## EXERCISE TASK
Present every line in which the string "CÓDIGO" appears.

## RECORDS TO PROCESS
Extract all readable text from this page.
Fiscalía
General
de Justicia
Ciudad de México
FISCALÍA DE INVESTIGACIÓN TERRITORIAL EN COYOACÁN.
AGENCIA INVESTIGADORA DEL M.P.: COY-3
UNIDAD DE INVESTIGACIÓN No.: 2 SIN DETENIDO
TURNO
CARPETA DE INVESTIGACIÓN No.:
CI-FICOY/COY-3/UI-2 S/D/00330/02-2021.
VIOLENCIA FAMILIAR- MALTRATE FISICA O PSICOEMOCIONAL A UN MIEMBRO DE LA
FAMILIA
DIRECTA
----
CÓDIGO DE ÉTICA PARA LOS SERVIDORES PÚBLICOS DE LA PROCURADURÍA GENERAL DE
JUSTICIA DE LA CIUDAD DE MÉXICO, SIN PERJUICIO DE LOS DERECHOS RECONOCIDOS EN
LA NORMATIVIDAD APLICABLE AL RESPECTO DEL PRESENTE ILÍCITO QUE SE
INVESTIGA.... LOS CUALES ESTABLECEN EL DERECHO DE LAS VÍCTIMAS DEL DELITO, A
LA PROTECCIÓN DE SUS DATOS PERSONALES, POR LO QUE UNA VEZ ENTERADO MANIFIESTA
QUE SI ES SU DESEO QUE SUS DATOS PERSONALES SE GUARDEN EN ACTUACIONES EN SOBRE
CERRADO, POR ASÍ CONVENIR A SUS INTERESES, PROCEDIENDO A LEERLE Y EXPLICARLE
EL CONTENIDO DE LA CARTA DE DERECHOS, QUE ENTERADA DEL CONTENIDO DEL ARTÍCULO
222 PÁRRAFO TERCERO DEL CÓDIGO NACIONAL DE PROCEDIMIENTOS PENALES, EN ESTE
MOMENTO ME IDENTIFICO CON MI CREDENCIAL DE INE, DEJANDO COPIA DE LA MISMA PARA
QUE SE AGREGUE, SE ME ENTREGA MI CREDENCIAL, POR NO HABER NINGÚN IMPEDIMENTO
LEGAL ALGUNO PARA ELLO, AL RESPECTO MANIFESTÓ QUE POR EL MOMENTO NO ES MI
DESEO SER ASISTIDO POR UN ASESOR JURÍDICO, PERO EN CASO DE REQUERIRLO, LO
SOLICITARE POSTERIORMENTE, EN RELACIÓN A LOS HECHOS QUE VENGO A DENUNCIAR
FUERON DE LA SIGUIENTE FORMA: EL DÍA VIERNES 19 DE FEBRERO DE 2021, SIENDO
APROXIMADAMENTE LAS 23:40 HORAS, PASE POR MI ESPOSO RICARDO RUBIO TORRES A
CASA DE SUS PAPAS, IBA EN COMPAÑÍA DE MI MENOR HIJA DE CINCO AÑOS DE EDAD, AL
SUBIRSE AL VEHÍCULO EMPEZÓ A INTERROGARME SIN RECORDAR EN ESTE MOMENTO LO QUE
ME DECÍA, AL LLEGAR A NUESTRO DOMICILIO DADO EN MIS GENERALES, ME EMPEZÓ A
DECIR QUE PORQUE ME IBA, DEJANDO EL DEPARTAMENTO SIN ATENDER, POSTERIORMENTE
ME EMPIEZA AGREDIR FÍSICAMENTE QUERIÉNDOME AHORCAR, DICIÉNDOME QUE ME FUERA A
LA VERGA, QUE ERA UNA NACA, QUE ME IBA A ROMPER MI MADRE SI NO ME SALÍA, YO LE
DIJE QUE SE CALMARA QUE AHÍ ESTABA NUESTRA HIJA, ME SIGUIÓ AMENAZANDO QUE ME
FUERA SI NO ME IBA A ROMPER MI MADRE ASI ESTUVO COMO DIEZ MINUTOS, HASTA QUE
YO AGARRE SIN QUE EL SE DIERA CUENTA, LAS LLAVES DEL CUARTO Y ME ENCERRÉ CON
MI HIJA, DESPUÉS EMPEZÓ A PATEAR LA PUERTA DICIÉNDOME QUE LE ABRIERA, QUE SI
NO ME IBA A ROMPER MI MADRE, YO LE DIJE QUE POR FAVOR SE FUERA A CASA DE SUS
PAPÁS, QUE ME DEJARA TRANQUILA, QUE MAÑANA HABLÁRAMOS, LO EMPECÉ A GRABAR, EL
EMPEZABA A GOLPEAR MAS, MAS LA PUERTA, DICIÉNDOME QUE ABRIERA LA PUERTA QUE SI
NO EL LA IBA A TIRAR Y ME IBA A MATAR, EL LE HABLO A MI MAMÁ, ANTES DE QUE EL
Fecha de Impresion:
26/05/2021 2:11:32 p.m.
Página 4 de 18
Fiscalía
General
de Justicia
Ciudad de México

## EXPECTED ANSWER
CÓDIGO DE ÉTICA PARA LOS SERVIDORES PÚBLICOS DE LA PROCURADURÍA GENERAL DE
222 PÁRRAFO TERCERO DEL CÓDIGO NACIONAL DE PROCEDIMIENTOS PENALES, EN ESTE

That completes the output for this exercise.